[Stored entries]
————————
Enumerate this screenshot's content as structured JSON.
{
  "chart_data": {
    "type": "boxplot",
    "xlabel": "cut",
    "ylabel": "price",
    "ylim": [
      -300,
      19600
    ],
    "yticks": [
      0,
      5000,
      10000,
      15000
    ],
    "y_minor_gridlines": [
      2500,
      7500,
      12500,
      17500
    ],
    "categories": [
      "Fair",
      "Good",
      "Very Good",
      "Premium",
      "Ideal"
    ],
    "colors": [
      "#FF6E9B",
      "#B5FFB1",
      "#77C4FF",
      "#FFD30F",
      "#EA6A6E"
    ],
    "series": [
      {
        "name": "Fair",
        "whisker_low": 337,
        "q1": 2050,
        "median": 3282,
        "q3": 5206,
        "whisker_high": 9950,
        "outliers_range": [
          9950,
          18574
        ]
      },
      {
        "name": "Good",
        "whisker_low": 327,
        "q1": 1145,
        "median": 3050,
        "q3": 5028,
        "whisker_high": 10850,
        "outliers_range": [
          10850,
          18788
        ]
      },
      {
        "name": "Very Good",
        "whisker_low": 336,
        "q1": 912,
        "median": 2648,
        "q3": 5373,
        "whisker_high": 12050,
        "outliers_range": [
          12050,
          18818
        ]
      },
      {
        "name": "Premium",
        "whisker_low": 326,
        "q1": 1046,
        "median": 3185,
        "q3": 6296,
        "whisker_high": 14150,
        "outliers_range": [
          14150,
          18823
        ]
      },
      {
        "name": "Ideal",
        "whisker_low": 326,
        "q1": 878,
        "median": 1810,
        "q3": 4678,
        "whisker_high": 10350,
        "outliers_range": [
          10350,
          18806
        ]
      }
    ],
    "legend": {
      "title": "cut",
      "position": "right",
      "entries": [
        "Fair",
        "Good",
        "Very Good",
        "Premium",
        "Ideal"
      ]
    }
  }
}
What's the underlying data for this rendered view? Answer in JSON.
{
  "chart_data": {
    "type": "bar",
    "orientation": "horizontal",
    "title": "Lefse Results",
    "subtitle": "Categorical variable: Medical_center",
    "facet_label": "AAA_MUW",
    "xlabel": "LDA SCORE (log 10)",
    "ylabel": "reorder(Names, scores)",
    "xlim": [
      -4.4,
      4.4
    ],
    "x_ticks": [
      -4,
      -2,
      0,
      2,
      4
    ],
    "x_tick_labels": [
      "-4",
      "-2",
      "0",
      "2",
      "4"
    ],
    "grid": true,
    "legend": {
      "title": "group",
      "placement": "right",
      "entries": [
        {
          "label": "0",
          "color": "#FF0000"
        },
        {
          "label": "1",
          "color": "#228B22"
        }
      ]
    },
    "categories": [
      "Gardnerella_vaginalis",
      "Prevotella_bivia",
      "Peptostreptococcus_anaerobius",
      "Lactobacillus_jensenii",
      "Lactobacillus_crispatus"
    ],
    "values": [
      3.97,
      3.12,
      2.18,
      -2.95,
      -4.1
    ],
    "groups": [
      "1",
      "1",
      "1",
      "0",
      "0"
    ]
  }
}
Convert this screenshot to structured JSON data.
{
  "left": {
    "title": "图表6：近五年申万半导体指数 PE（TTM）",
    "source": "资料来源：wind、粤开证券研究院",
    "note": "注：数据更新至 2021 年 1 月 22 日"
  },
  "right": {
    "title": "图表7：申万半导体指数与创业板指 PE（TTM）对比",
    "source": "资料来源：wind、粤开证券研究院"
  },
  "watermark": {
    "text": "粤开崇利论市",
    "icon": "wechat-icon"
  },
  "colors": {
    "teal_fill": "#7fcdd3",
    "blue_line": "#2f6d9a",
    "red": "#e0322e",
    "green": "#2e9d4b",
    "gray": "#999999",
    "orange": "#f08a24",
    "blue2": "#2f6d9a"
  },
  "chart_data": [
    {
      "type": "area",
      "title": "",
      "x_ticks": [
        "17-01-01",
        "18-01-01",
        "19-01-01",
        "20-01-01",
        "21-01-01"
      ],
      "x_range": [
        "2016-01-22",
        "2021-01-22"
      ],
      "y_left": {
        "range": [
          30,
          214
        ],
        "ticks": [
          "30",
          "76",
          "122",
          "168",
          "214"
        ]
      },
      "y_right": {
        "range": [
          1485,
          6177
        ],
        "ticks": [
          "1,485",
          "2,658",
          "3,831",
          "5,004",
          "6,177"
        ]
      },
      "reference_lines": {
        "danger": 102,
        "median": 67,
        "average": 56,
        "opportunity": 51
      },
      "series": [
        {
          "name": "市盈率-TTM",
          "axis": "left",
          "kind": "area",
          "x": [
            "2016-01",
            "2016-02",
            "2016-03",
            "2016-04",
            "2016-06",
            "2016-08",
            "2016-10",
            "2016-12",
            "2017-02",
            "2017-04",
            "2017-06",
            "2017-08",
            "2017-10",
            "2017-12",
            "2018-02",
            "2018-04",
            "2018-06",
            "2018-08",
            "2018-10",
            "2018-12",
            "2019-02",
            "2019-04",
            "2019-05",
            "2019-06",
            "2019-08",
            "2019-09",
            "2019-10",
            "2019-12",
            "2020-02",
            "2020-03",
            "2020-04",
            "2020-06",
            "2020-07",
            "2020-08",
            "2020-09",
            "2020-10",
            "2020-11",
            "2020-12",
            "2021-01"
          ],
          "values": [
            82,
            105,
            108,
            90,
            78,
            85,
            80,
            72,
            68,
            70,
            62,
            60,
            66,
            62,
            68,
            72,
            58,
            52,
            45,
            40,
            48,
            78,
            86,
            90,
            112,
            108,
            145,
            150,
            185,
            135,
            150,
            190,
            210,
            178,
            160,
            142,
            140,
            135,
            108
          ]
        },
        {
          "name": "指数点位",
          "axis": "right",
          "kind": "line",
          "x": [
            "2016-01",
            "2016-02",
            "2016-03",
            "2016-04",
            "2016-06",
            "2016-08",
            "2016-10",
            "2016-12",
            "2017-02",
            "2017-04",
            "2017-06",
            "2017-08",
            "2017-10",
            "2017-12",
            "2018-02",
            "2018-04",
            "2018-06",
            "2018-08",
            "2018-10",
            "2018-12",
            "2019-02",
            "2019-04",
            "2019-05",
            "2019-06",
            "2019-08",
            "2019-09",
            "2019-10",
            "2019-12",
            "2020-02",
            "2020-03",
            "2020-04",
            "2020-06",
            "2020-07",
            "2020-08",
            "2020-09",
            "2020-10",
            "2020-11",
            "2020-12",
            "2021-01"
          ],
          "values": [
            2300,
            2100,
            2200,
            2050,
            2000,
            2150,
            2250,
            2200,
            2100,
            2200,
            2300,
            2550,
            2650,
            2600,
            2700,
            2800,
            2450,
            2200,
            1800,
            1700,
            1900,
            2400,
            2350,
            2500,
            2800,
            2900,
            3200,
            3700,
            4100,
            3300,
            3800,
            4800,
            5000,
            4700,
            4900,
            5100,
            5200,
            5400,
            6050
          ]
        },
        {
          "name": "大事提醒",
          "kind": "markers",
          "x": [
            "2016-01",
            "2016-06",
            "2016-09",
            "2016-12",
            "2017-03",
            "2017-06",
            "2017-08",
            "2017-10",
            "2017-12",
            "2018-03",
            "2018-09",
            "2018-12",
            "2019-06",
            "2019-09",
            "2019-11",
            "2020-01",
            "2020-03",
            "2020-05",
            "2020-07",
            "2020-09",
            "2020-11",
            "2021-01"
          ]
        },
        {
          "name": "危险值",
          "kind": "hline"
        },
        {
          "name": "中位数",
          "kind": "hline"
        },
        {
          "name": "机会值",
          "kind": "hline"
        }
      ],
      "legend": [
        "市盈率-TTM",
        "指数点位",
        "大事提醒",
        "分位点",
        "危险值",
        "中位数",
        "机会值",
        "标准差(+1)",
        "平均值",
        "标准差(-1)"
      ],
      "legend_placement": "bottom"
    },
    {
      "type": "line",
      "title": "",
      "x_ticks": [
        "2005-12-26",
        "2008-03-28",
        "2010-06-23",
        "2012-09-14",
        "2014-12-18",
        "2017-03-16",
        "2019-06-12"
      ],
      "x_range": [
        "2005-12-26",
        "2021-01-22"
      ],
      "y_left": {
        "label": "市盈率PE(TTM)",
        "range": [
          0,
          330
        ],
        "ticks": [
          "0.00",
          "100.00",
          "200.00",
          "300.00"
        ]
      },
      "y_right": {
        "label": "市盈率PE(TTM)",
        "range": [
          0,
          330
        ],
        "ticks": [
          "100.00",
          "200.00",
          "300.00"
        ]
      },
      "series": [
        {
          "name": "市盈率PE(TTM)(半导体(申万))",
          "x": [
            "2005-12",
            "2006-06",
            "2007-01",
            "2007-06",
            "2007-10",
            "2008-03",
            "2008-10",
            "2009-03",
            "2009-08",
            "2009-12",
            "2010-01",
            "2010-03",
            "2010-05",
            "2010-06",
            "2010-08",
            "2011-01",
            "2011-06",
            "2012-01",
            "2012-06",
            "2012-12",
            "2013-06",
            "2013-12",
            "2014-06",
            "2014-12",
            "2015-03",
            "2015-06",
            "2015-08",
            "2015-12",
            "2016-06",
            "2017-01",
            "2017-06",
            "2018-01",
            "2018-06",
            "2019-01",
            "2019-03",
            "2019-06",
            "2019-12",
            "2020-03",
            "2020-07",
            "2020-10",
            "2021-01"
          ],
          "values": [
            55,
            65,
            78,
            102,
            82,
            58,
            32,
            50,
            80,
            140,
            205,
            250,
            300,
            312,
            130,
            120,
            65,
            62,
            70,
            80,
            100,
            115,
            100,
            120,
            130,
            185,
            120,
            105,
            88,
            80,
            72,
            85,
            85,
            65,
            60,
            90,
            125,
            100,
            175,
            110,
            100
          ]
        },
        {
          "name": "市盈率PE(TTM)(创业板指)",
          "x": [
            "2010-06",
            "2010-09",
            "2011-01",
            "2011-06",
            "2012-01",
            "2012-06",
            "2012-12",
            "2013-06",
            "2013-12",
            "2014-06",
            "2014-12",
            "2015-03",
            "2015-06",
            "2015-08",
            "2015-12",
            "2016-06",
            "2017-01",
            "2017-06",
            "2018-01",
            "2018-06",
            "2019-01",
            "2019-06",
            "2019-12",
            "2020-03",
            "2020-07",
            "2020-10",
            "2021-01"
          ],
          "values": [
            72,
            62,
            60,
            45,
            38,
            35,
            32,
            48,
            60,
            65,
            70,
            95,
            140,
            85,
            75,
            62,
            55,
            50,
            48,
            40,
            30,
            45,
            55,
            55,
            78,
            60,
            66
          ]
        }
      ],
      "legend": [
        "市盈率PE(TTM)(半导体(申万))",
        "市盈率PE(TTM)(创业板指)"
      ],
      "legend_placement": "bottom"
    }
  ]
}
————————
• Work instructions: Identify the lines of the data that contain the word "市盈率PE". Copy each of them.

• Task result:
        "label": "市盈率PE(TTM)",
        "label": "市盈率PE(TTM)",
          "name": "市盈率PE(TTM)(半导体(申万))",
          "name": "市盈率PE(TTM)(创业板指)",
        "市盈率PE(TTM)(半导体(申万))",
        "市盈率PE(TTM)(创业板指)"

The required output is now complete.